Segment Start: Source records

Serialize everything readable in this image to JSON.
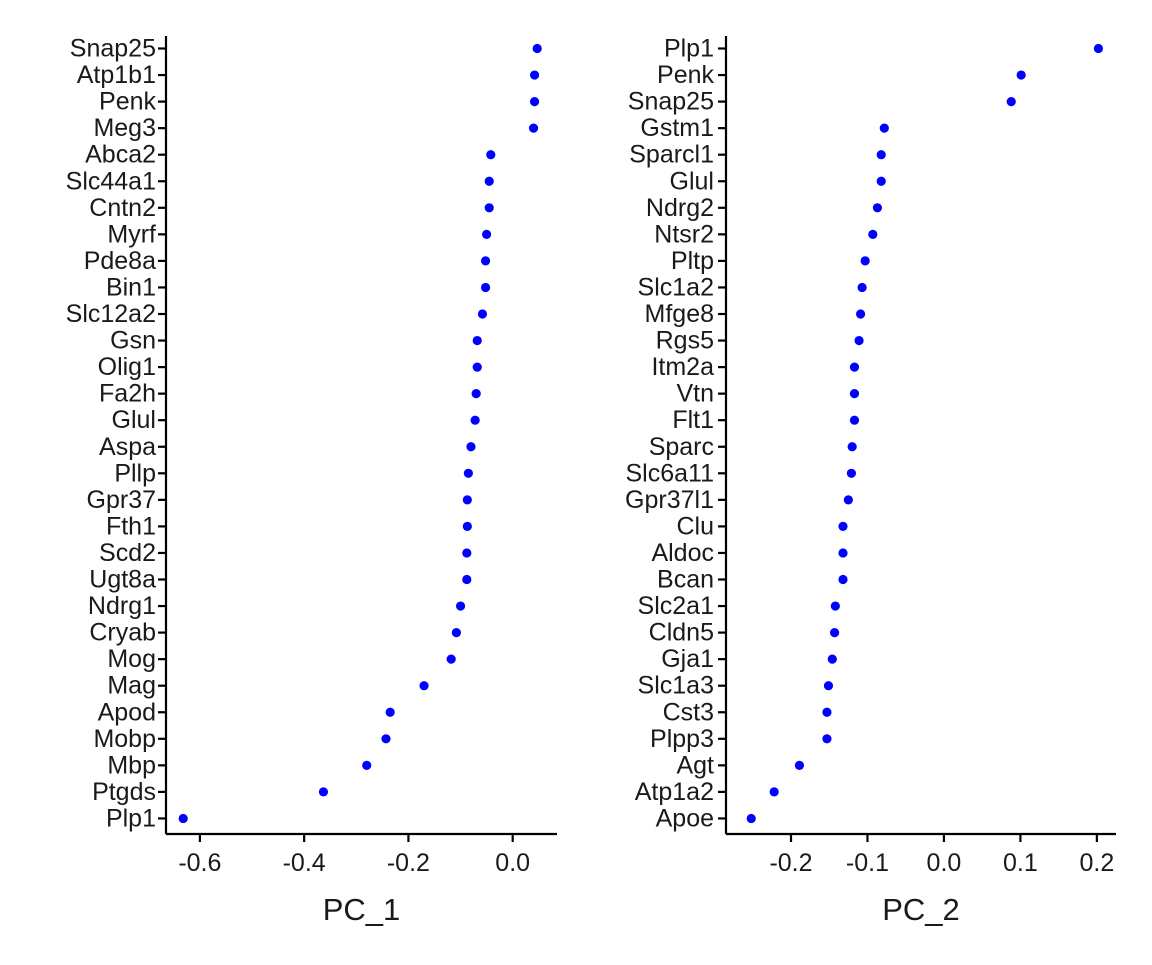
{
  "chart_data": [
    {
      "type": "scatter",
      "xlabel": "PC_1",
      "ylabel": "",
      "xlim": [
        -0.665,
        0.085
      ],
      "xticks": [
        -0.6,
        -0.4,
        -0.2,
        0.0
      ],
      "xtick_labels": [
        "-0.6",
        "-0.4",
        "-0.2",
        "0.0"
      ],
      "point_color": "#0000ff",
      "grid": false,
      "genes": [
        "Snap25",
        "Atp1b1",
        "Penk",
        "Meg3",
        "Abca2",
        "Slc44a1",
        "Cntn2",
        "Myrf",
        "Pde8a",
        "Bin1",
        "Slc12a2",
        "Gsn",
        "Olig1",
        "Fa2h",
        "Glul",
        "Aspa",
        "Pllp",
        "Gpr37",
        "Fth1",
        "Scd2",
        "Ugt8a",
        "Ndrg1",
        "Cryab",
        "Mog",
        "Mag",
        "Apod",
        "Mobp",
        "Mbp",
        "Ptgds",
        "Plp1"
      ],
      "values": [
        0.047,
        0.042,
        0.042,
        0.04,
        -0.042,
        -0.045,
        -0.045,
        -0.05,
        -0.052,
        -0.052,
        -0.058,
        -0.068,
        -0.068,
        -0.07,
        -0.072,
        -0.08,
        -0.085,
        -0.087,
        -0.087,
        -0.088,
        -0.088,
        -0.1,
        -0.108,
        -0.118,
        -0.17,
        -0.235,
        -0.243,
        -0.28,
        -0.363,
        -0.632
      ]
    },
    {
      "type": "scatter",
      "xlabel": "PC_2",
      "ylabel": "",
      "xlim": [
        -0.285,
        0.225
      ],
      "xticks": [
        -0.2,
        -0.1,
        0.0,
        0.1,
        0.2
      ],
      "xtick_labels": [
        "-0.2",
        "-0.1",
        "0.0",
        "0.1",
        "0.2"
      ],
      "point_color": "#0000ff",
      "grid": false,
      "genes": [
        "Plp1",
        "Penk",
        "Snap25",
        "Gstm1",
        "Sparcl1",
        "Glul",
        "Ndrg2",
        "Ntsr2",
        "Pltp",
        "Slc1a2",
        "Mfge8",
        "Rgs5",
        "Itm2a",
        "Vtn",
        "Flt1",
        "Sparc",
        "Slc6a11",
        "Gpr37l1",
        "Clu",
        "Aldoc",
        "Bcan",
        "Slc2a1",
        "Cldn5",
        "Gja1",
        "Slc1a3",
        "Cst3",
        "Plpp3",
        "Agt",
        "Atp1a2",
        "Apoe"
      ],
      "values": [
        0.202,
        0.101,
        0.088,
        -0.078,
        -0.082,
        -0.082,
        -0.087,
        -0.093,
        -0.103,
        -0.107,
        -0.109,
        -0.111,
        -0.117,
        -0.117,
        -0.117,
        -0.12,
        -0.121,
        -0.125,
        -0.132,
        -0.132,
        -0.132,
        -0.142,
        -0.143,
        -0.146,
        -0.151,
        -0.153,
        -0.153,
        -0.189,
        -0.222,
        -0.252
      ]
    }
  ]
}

Segment End: Source records

Requirement: Pictures don't belong in the copy. Restate all the entries exactly.

Response:
Serialize everything readable in this image to JSON.
{
  "chart_data": [
    {
      "type": "scatter",
      "xlabel": "PC_1",
      "ylabel": "",
      "xlim": [
        -0.665,
        0.085
      ],
      "xticks": [
        -0.6,
        -0.4,
        -0.2,
        0.0
      ],
      "xtick_labels": [
        "-0.6",
        "-0.4",
        "-0.2",
        "0.0"
      ],
      "point_color": "#0000ff",
      "grid": false,
      "genes": [
        "Snap25",
        "Atp1b1",
        "Penk",
        "Meg3",
        "Abca2",
        "Slc44a1",
        "Cntn2",
        "Myrf",
        "Pde8a",
        "Bin1",
        "Slc12a2",
        "Gsn",
        "Olig1",
        "Fa2h",
        "Glul",
        "Aspa",
        "Pllp",
        "Gpr37",
        "Fth1",
        "Scd2",
        "Ugt8a",
        "Ndrg1",
        "Cryab",
        "Mog",
        "Mag",
        "Apod",
        "Mobp",
        "Mbp",
        "Ptgds",
        "Plp1"
      ],
      "values": [
        0.047,
        0.042,
        0.042,
        0.04,
        -0.042,
        -0.045,
        -0.045,
        -0.05,
        -0.052,
        -0.052,
        -0.058,
        -0.068,
        -0.068,
        -0.07,
        -0.072,
        -0.08,
        -0.085,
        -0.087,
        -0.087,
        -0.088,
        -0.088,
        -0.1,
        -0.108,
        -0.118,
        -0.17,
        -0.235,
        -0.243,
        -0.28,
        -0.363,
        -0.632
      ]
    },
    {
      "type": "scatter",
      "xlabel": "PC_2",
      "ylabel": "",
      "xlim": [
        -0.285,
        0.225
      ],
      "xticks": [
        -0.2,
        -0.1,
        0.0,
        0.1,
        0.2
      ],
      "xtick_labels": [
        "-0.2",
        "-0.1",
        "0.0",
        "0.1",
        "0.2"
      ],
      "point_color": "#0000ff",
      "grid": false,
      "genes": [
        "Plp1",
        "Penk",
        "Snap25",
        "Gstm1",
        "Sparcl1",
        "Glul",
        "Ndrg2",
        "Ntsr2",
        "Pltp",
        "Slc1a2",
        "Mfge8",
        "Rgs5",
        "Itm2a",
        "Vtn",
        "Flt1",
        "Sparc",
        "Slc6a11",
        "Gpr37l1",
        "Clu",
        "Aldoc",
        "Bcan",
        "Slc2a1",
        "Cldn5",
        "Gja1",
        "Slc1a3",
        "Cst3",
        "Plpp3",
        "Agt",
        "Atp1a2",
        "Apoe"
      ],
      "values": [
        0.202,
        0.101,
        0.088,
        -0.078,
        -0.082,
        -0.082,
        -0.087,
        -0.093,
        -0.103,
        -0.107,
        -0.109,
        -0.111,
        -0.117,
        -0.117,
        -0.117,
        -0.12,
        -0.121,
        -0.125,
        -0.132,
        -0.132,
        -0.132,
        -0.142,
        -0.143,
        -0.146,
        -0.151,
        -0.153,
        -0.153,
        -0.189,
        -0.222,
        -0.252
      ]
    }
  ]
}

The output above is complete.